━━ Raw data
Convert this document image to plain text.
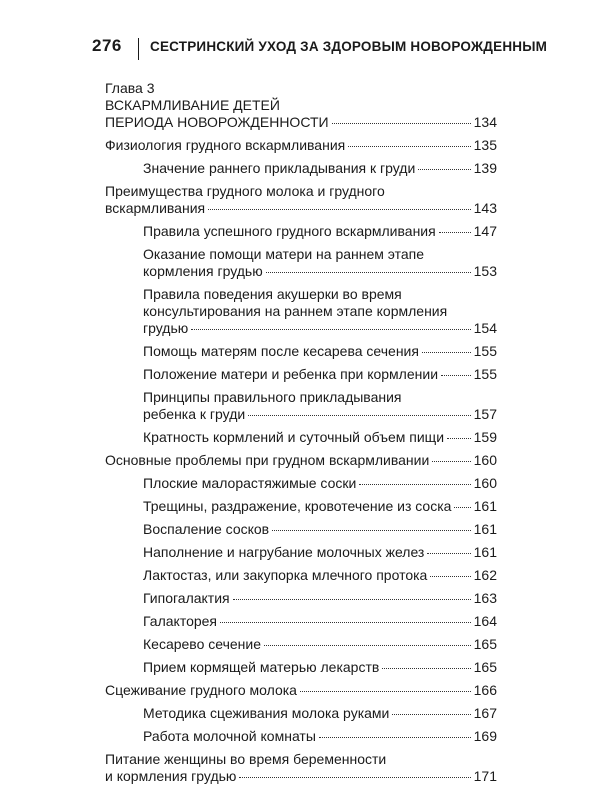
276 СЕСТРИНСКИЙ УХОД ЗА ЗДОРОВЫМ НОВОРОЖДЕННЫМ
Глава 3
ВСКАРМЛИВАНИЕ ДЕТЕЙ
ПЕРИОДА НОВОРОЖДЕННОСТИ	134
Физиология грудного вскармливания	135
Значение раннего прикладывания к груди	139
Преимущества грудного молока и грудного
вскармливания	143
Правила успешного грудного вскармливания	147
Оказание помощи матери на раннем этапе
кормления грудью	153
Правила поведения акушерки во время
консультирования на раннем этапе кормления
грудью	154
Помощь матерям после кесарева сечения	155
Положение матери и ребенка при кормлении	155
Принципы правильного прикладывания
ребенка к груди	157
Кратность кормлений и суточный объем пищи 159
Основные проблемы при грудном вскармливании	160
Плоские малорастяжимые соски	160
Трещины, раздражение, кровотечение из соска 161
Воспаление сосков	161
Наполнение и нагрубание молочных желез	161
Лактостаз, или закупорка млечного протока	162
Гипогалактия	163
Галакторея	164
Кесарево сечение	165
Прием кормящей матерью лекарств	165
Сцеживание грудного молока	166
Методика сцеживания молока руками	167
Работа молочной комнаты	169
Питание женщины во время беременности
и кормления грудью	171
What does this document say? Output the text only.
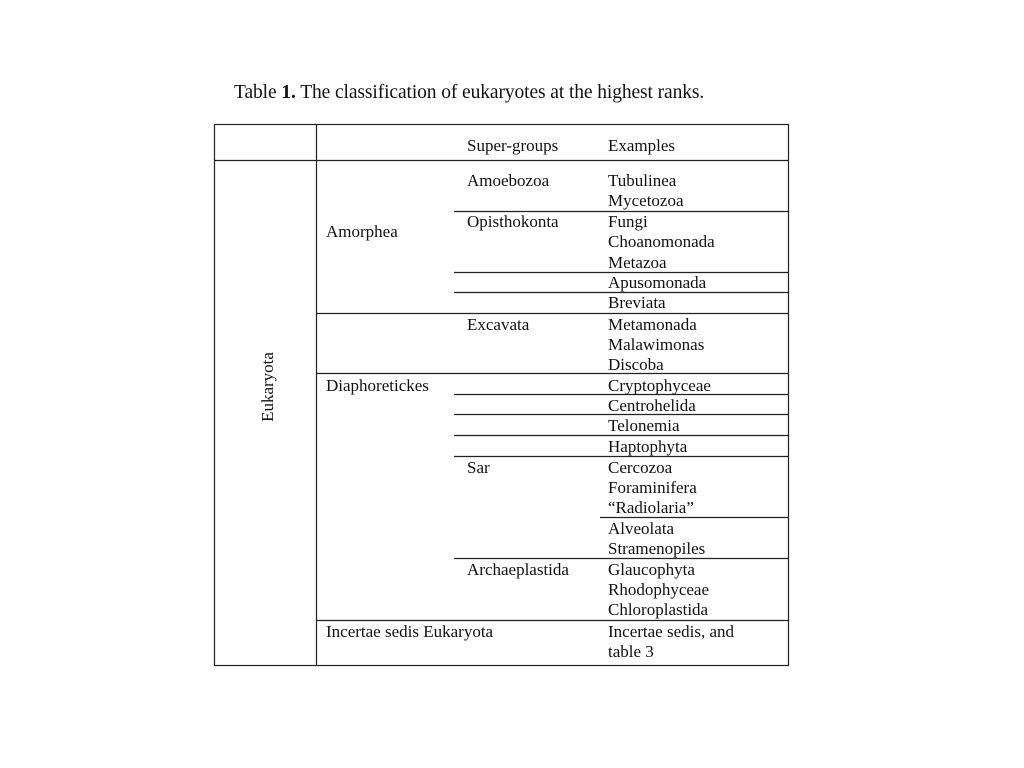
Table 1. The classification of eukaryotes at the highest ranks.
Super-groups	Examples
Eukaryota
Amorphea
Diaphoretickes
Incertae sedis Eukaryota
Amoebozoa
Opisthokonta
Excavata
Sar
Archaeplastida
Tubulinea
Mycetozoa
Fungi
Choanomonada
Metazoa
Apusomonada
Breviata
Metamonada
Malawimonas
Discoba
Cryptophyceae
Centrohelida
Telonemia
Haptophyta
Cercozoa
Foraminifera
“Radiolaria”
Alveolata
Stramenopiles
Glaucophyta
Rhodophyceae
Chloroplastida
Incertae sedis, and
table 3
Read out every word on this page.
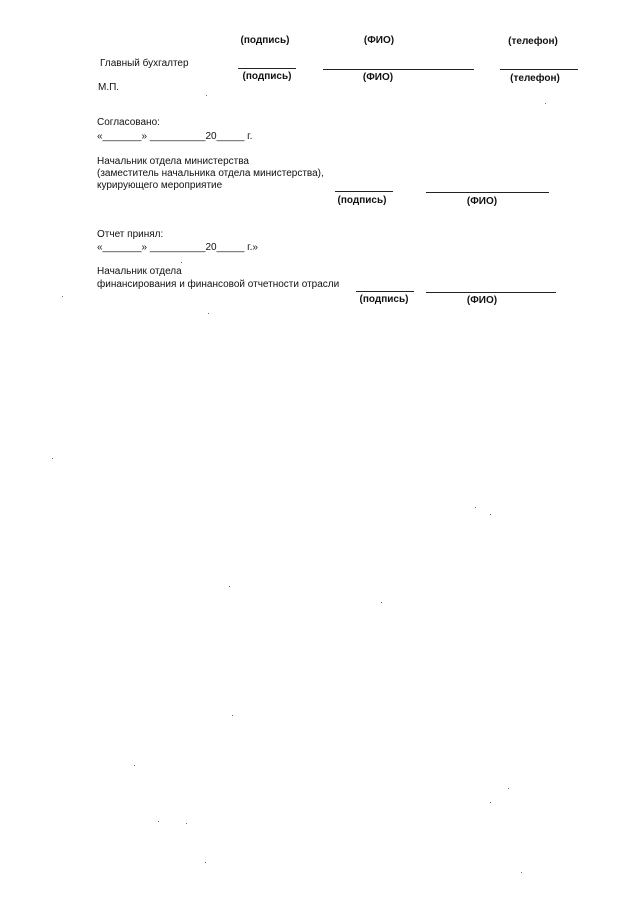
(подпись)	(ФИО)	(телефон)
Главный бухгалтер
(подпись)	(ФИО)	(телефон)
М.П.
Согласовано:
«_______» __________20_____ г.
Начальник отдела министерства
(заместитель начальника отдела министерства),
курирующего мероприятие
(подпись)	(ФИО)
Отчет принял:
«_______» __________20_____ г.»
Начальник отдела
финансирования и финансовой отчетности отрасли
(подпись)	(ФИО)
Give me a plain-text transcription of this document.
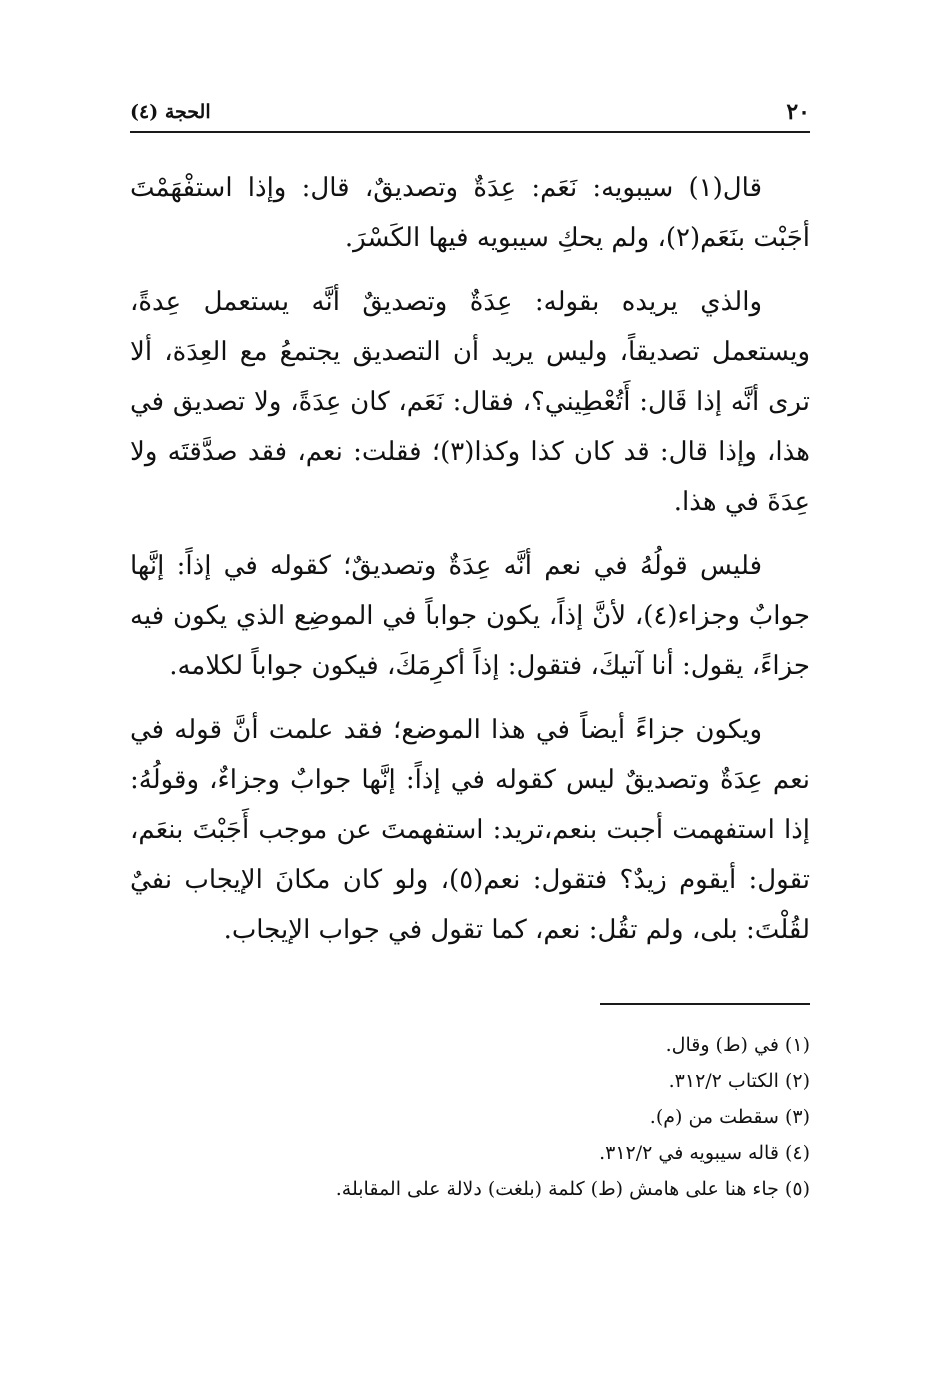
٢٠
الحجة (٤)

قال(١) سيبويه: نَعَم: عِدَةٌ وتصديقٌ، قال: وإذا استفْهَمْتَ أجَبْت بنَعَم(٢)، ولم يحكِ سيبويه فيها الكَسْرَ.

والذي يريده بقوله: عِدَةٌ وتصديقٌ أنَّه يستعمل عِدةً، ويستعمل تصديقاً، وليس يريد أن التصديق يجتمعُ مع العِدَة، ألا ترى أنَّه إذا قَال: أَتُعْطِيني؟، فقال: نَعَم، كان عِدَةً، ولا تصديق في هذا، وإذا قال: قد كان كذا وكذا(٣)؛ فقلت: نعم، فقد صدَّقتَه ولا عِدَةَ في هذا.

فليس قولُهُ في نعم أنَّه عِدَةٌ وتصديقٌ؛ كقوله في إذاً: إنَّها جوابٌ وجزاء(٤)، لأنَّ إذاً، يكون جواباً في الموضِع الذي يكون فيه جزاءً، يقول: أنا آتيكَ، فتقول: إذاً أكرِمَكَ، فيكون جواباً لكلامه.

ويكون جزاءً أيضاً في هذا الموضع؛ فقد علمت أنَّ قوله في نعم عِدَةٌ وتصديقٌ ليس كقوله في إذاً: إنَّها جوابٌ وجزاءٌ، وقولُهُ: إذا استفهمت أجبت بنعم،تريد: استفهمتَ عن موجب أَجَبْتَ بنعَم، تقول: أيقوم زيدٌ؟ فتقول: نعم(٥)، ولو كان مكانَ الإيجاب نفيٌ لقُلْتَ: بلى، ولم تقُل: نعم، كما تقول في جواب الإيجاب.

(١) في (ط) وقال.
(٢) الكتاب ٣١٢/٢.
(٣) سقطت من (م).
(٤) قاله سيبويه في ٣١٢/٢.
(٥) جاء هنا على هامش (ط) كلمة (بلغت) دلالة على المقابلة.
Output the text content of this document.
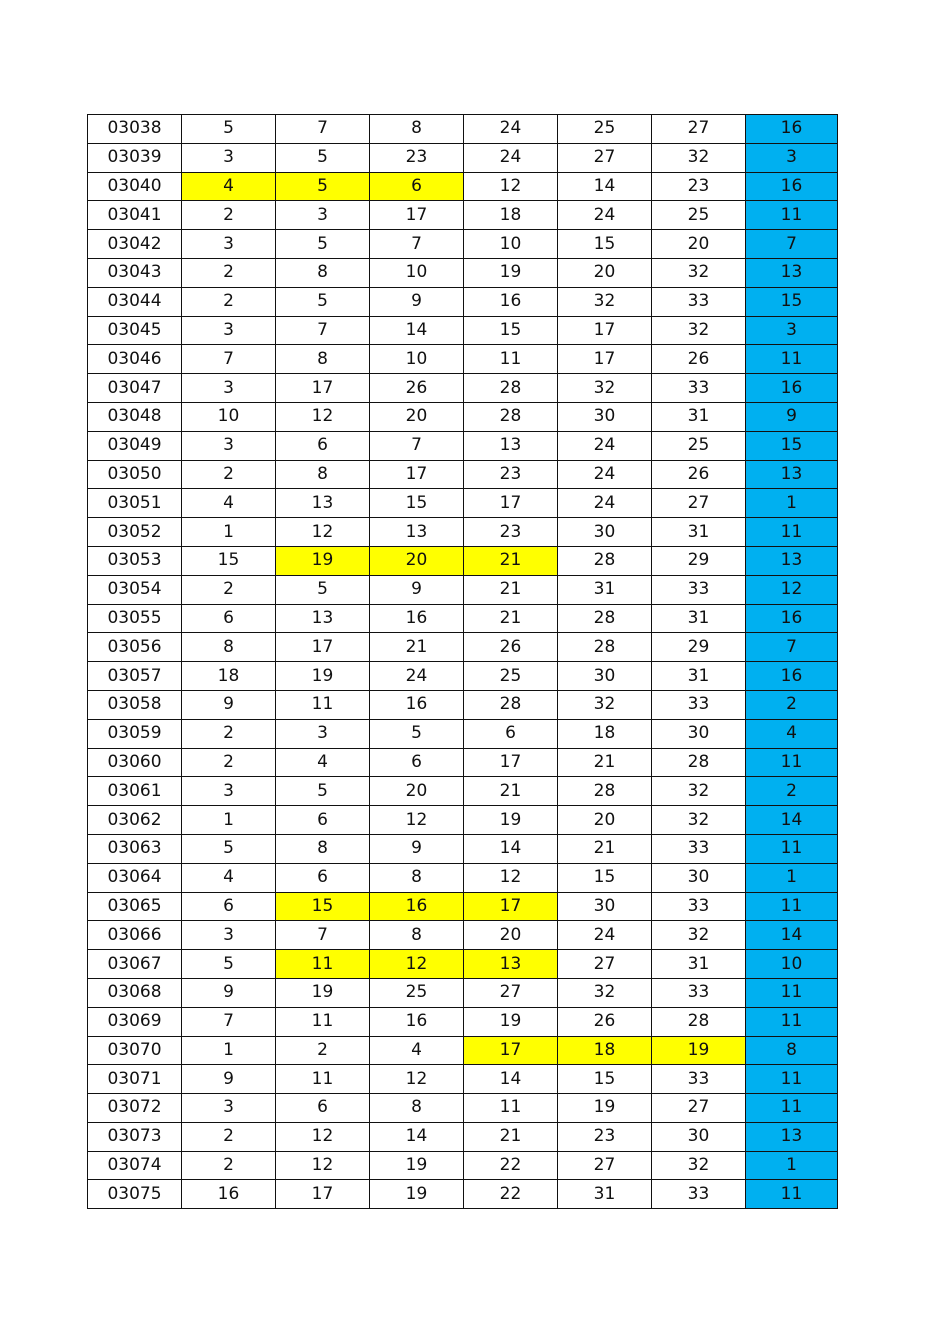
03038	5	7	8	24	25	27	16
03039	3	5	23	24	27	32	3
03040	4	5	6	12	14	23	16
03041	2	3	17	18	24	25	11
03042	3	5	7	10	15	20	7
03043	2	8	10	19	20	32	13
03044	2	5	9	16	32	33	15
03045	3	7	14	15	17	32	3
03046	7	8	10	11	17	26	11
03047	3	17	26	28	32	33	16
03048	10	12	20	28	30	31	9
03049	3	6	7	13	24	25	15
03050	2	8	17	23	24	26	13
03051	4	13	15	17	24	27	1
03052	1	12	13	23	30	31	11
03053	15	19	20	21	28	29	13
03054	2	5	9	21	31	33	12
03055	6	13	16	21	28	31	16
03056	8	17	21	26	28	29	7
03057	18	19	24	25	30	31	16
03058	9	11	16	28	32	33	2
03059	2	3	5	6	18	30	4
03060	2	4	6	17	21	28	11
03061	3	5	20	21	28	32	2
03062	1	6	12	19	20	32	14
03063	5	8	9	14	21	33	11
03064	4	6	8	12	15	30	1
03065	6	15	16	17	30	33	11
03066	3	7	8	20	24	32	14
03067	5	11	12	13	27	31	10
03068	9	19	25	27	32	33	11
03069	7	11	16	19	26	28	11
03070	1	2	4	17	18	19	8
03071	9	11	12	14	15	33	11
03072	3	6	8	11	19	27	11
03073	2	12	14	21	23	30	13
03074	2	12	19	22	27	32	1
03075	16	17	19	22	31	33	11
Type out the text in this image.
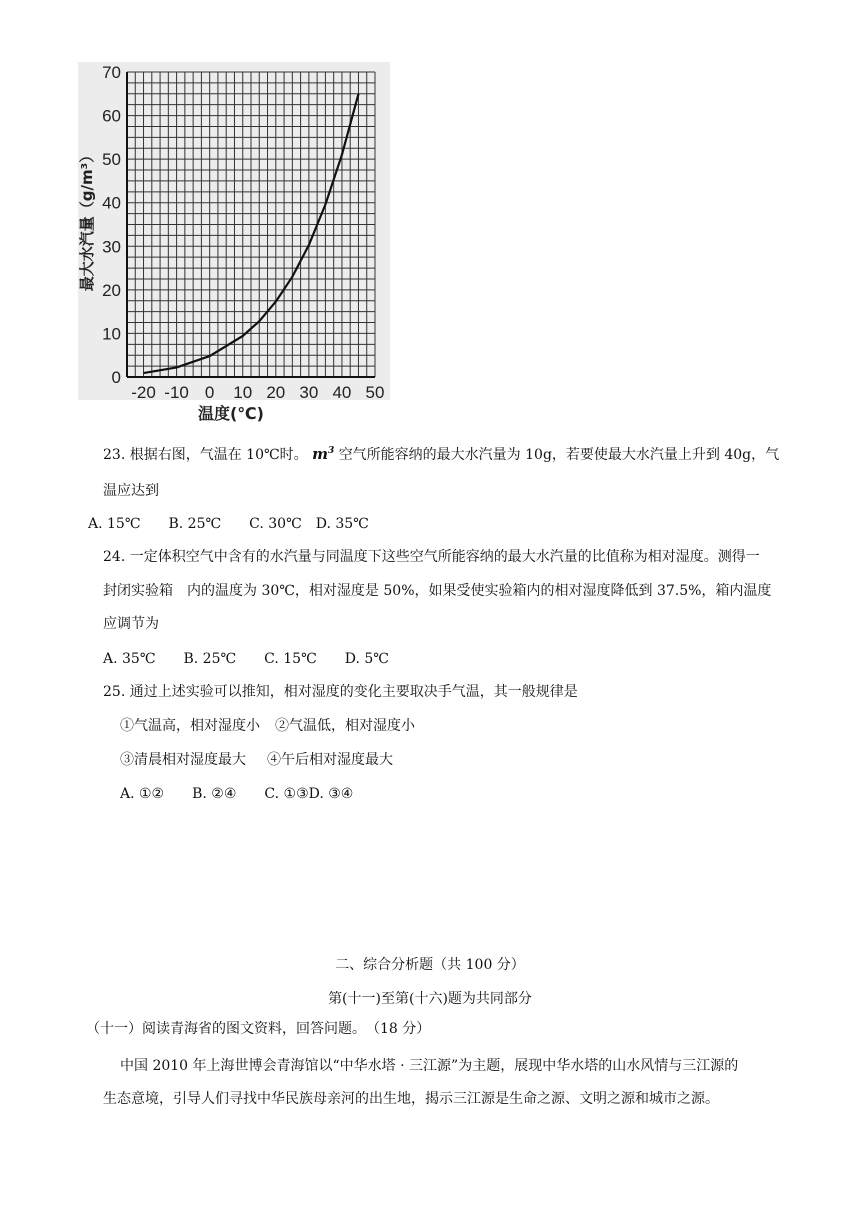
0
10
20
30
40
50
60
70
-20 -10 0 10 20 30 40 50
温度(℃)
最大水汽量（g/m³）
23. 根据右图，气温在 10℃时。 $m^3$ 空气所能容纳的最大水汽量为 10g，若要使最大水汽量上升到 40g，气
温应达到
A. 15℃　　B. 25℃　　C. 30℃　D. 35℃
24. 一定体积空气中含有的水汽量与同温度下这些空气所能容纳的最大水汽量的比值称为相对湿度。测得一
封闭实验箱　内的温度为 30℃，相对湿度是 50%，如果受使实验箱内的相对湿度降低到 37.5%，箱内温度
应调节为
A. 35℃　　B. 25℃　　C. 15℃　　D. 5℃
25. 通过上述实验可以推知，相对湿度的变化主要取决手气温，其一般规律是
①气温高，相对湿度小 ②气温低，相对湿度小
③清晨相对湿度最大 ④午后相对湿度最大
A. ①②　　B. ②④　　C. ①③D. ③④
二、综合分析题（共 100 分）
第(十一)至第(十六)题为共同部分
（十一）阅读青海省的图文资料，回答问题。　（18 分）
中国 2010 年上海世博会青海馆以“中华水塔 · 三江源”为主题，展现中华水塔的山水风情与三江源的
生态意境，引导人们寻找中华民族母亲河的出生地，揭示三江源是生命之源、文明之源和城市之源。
━━━━
(Requirement) Using the data above, print every line exactly, omitting pictures.

(Solution to this problem)
Convert this document image to plain text.
276 СЕСТРИНСКИЙ УХОД ЗА ЗДОРОВЫМ НОВОРОЖДЕННЫМ
Глава 3
ВСКАРМЛИВАНИЕ ДЕТЕЙ
ПЕРИОДА НОВОРОЖДЕННОСТИ	134
Физиология грудного вскармливания	135
Значение раннего прикладывания к груди	139
Преимущества грудного молока и грудного
вскармливания	143
Правила успешного грудного вскармливания	147
Оказание помощи матери на раннем этапе
кормления грудью	153
Правила поведения акушерки во время
консультирования на раннем этапе кормления
грудью	154
Помощь матерям после кесарева сечения	155
Положение матери и ребенка при кормлении	155
Принципы правильного прикладывания
ребенка к груди	157
Кратность кормлений и суточный объем пищи 159
Основные проблемы при грудном вскармливании	160
Плоские малорастяжимые соски	160
Трещины, раздражение, кровотечение из соска 161
Воспаление сосков	161
Наполнение и нагрубание молочных желез	161
Лактостаз, или закупорка млечного протока	162
Гипогалактия	163
Галакторея	164
Кесарево сечение	165
Прием кормящей матерью лекарств	165
Сцеживание грудного молока	166
Методика сцеживания молока руками	167
Работа молочной комнаты	169
Питание женщины во время беременности
и кормления грудью	171
What does this document say? Output the text only.
Table 1. The classification of eukaryotes at the highest ranks.
Super-groups	Examples
Eukaryota
Amorphea
Diaphoretickes
Incertae sedis Eukaryota
Amoebozoa
Opisthokonta
Excavata
Sar
Archaeplastida
Tubulinea
Mycetozoa
Fungi
Choanomonada
Metazoa
Apusomonada
Breviata
Metamonada
Malawimonas
Discoba
Cryptophyceae
Centrohelida
Telonemia
Haptophyta
Cercozoa
Foraminifera
“Radiolaria”
Alveolata
Stramenopiles
Glaucophyta
Rhodophyceae
Chloroplastida
Incertae sedis, and
table 3
Read out every word on this page.
(подпись)	(ФИО)	(телефон)
Главный бухгалтер
(подпись)	(ФИО)	(телефон)
М.П.
Согласовано:
«_______» __________20_____ г.
Начальник отдела министерства
(заместитель начальника отдела министерства),
курирующего мероприятие
(подпись)	(ФИО)
Отчет принял:
«_______» __________20_____ г.»
Начальник отдела
финансирования и финансовой отчетности отрасли
(подпись)	(ФИО)
Give me a plain-text transcription of this document.
٢٠
الحجة (٤)

قال(١) سيبويه: نَعَم: عِدَةٌ وتصديقٌ، قال: وإذا استفْهَمْتَ أجَبْت بنَعَم(٢)، ولم يحكِ سيبويه فيها الكَسْرَ.

والذي يريده بقوله: عِدَةٌ وتصديقٌ أنَّه يستعمل عِدةً، ويستعمل تصديقاً، وليس يريد أن التصديق يجتمعُ مع العِدَة، ألا ترى أنَّه إذا قَال: أَتُعْطِيني؟، فقال: نَعَم، كان عِدَةً، ولا تصديق في هذا، وإذا قال: قد كان كذا وكذا(٣)؛ فقلت: نعم، فقد صدَّقتَه ولا عِدَةَ في هذا.

فليس قولُهُ في نعم أنَّه عِدَةٌ وتصديقٌ؛ كقوله في إذاً: إنَّها جوابٌ وجزاء(٤)، لأنَّ إذاً، يكون جواباً في الموضِع الذي يكون فيه جزاءً، يقول: أنا آتيكَ، فتقول: إذاً أكرِمَكَ، فيكون جواباً لكلامه.

ويكون جزاءً أيضاً في هذا الموضع؛ فقد علمت أنَّ قوله في نعم عِدَةٌ وتصديقٌ ليس كقوله في إذاً: إنَّها جوابٌ وجزاءٌ، وقولُهُ: إذا استفهمت أجبت بنعم،تريد: استفهمتَ عن موجب أَجَبْتَ بنعَم، تقول: أيقوم زيدٌ؟ فتقول: نعم(٥)، ولو كان مكانَ الإيجاب نفيٌ لقُلْتَ: بلى، ولم تقُل: نعم، كما تقول في جواب الإيجاب.

(١) في (ط) وقال.
(٢) الكتاب ٣١٢/٢.
(٣) سقطت من (م).
(٤) قاله سيبويه في ٣١٢/٢.
(٥) جاء هنا على هامش (ط) كلمة (بلغت) دلالة على المقابلة.
Output the text content of this document.
03038	5	7	8	24	25	27	16
03039	3	5	23	24	27	32	3
03040	4	5	6	12	14	23	16
03041	2	3	17	18	24	25	11
03042	3	5	7	10	15	20	7
03043	2	8	10	19	20	32	13
03044	2	5	9	16	32	33	15
03045	3	7	14	15	17	32	3
03046	7	8	10	11	17	26	11
03047	3	17	26	28	32	33	16
03048	10	12	20	28	30	31	9
03049	3	6	7	13	24	25	15
03050	2	8	17	23	24	26	13
03051	4	13	15	17	24	27	1
03052	1	12	13	23	30	31	11
03053	15	19	20	21	28	29	13
03054	2	5	9	21	31	33	12
03055	6	13	16	21	28	31	16
03056	8	17	21	26	28	29	7
03057	18	19	24	25	30	31	16
03058	9	11	16	28	32	33	2
03059	2	3	5	6	18	30	4
03060	2	4	6	17	21	28	11
03061	3	5	20	21	28	32	2
03062	1	6	12	19	20	32	14
03063	5	8	9	14	21	33	11
03064	4	6	8	12	15	30	1
03065	6	15	16	17	30	33	11
03066	3	7	8	20	24	32	14
03067	5	11	12	13	27	31	10
03068	9	19	25	27	32	33	11
03069	7	11	16	19	26	28	11
03070	1	2	4	17	18	19	8
03071	9	11	12	14	15	33	11
03072	3	6	8	11	19	27	11
03073	2	12	14	21	23	30	13
03074	2	12	19	22	27	32	1
03075	16	17	19	22	31	33	11
Type out the text in this image.
0
10
20
30
40
50
60
70
-20 -10 0 10 20 30 40 50
温度(℃)
最大水汽量（g/m³）
23. 根据右图，气温在 10℃时。 $m^3$ 空气所能容纳的最大水汽量为 10g，若要使最大水汽量上升到 40g，气
温应达到
A. 15℃　　B. 25℃　　C. 30℃　D. 35℃
24. 一定体积空气中含有的水汽量与同温度下这些空气所能容纳的最大水汽量的比值称为相对湿度。测得一
封闭实验箱　内的温度为 30℃，相对湿度是 50%，如果受使实验箱内的相对湿度降低到 37.5%，箱内温度
应调节为
A. 35℃　　B. 25℃　　C. 15℃　　D. 5℃
25. 通过上述实验可以推知，相对湿度的变化主要取决手气温，其一般规律是
①气温高，相对湿度小 ②气温低，相对湿度小
③清晨相对湿度最大 ④午后相对湿度最大
A. ①②　　B. ②④　　C. ①③D. ③④
二、综合分析题（共 100 分）
第(十一)至第(十六)题为共同部分
（十一）阅读青海省的图文资料，回答问题。　（18 分）
中国 2010 年上海世博会青海馆以“中华水塔 · 三江源”为主题，展现中华水塔的山水风情与三江源的
生态意境，引导人们寻找中华民族母亲河的出生地，揭示三江源是生命之源、文明之源和城市之源。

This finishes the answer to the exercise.